▶ Material:
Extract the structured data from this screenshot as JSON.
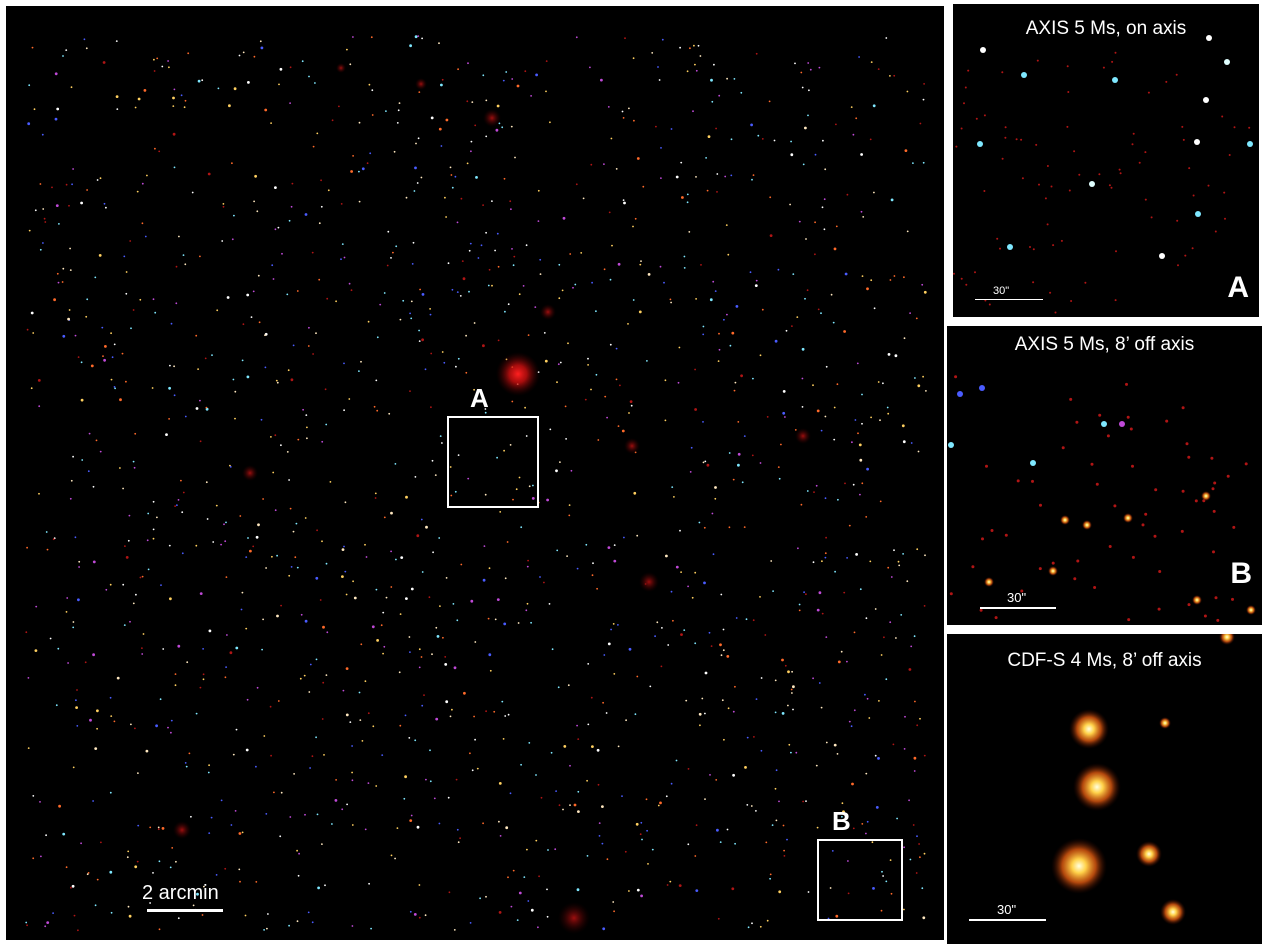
{
  "main_field": {
    "scale_label": "2 arcmin",
    "box_a_label": "A",
    "box_b_label": "B"
  },
  "insets": [
    {
      "title": "AXIS 5 Ms, on axis",
      "letter": "A",
      "scale_label": "30\""
    },
    {
      "title": "AXIS 5 Ms, 8’ off axis",
      "letter": "B",
      "scale_label": "30\""
    },
    {
      "title": "CDF-S 4 Ms, 8’ off axis",
      "letter": "",
      "scale_label": "30\""
    }
  ],
  "colors": {
    "background": "#000000",
    "annotation": "#ffffff",
    "diffuse_source": "#d01010",
    "point_palette": [
      "#ffffff",
      "#ffe8c0",
      "#ff6a2a",
      "#b01515",
      "#7fe8ff",
      "#4a5cff",
      "#c04ad8",
      "#ffd060"
    ]
  }
}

▶ Directions for this task: The records above must be printed exactly; the pictures stay out.

▶ Solution for this task:
Extract the structured data from this screenshot as JSON.
{
  "main_field": {
    "scale_label": "2 arcmin",
    "box_a_label": "A",
    "box_b_label": "B"
  },
  "insets": [
    {
      "title": "AXIS 5 Ms, on axis",
      "letter": "A",
      "scale_label": "30\""
    },
    {
      "title": "AXIS 5 Ms, 8’ off axis",
      "letter": "B",
      "scale_label": "30\""
    },
    {
      "title": "CDF-S 4 Ms, 8’ off axis",
      "letter": "",
      "scale_label": "30\""
    }
  ],
  "colors": {
    "background": "#000000",
    "annotation": "#ffffff",
    "diffuse_source": "#d01010",
    "point_palette": [
      "#ffffff",
      "#ffe8c0",
      "#ff6a2a",
      "#b01515",
      "#7fe8ff",
      "#4a5cff",
      "#c04ad8",
      "#ffd060"
    ]
  }
}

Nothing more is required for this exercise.